Copy, from the entries below, each line in which the string "Natural" appears.

+ + + + + + +

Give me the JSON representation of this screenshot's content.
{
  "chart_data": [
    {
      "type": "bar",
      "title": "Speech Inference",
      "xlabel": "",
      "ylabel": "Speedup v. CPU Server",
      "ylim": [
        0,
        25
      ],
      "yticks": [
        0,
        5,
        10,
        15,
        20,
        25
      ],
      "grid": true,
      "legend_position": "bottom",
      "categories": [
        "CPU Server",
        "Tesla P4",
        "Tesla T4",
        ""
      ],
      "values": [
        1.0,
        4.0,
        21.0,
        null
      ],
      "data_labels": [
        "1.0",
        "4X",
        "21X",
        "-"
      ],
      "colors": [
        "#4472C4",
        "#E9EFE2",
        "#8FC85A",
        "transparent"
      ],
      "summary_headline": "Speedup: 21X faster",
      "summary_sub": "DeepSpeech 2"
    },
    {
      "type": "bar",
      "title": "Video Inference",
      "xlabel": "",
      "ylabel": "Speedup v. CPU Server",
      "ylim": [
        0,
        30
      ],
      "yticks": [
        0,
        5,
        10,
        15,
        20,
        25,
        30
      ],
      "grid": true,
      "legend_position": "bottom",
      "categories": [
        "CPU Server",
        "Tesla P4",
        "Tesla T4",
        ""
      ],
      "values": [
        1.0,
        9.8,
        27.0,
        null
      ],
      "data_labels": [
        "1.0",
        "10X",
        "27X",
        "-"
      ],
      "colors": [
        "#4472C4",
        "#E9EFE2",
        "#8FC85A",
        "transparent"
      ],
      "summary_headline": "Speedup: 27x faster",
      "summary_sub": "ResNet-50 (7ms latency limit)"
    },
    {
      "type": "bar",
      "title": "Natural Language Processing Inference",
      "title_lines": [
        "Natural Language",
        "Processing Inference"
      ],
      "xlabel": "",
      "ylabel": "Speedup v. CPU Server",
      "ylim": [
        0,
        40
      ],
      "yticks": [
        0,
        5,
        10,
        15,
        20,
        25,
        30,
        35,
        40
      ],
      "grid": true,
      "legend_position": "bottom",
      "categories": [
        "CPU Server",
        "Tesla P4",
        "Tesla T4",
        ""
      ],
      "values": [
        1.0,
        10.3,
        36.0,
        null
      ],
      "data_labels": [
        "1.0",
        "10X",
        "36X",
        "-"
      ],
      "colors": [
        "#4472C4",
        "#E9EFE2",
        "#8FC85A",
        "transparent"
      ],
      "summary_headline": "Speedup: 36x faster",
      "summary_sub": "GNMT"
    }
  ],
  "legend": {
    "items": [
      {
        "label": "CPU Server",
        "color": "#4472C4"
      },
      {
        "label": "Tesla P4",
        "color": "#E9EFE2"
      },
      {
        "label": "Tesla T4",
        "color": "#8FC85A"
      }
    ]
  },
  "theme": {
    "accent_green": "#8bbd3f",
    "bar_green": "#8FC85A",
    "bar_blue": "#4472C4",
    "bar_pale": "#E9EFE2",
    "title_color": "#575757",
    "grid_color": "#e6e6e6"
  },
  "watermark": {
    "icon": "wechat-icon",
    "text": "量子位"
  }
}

+ + + + + + +

▶ RESULT
      "title": "Natural Language Processing Inference",
        "Natural Language",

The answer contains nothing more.